_Goal_
Shorten the paragraph in the Gospel of Mary passage below that begins "Reinhardt could tell that the book was ancient," keeping its main facts.

_Source passage_
════

In the first few centuries after Jesus, there was an enormous variety of understandings of who He was, and what His life, death, and resurrection meant. On this topic quite a few contenders for the title of ‘sacred book’ were written and circulated, most of which didn’t make it into our official Bible. One of them is the Gospel of Mary. This week I’ll share the extraordinary story of how we come to have this document at all, and next week we’ll look at the text itself. About half of the Gospel of Mary has survived — it’s not looking good for the other half. It survives in three pieces: a longer Coptic copy from around the 5th century, and two small Greek fragments both dating from the 3rd century. Each has its own story.
The first piece to be found was the Coptic copy. (Coptic was the language of Egypt from about 300 CE to 800 CE, descended from the language of ancient Egypt.) In 1896 a manuscript dealer whose name history has forgotten offered a papyrus book for sale to a German scholar named Carl Reinhardt. Unbeknownst to either of them, it contained the Gospel of Mary along with three other previously unknown works: the Apocryphon of John, the Sophia of Jesus Christ, and the Act of Peter.
Reinhardt could tell that the book was ancient, but knew nothing more except that the dealer was from Achmim in central Egypt. The dealer said it had been found in the niche of a wall, but that’s unlikely as ancient papyrus doesn’t survive unless it is more or less hermetically sealed in a pot, in the ground and/or in a cave. Was it come by illegally, or perhaps recently found and placed in a niche in a wall? We’ll never know. Regardless, Reinhardt purchased the book and took it to Berlin, where it was placed in the Egyptian Museum and given its official title ‘Codex Berolinensis 8502’ (or the ‘Berlin Codex’ for short). There it came into the hands of Egyptologist Carl Schmidt (1868-1938), who set about producing a critical edition and German translation. (‘Critical edition’ means ‘super-scholarly’.)
From the beginning Schmidt’s efforts were plagued by difficulties. First all, it’s missing the first six pages, plus four pages from the middle. The manuscript itself was still inside its original cover made of feathers (!), leather and papyrus, but by the time it reached Schmidt the order of the pages had been considerably jumbled. (It certainly wasn’t created that way! What’s up with that?)

════

_Data lines_
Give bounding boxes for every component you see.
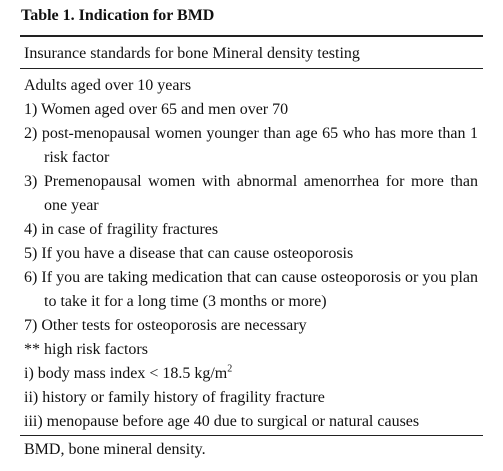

════

_Finished task_
Reinhardt knew only that the book was ancient and that the dealer came from Achmim in central Egypt. The dealer said it had been found in a wall niche, but that is unlikely, because ancient papyrus survives only when it is more or less hermetically sealed in a pot, in the ground, or in a cave. Whether it was obtained illegally or was recently found and put in a niche cannot be known. Reinhardt bought the book and took it to the Egyptian Museum in Berlin. There it was titled Codex Berolinensis 8502, or the Berlin Codex. Egyptologist Carl Schmidt (1868–1938) then began a critical edition and German translation of it.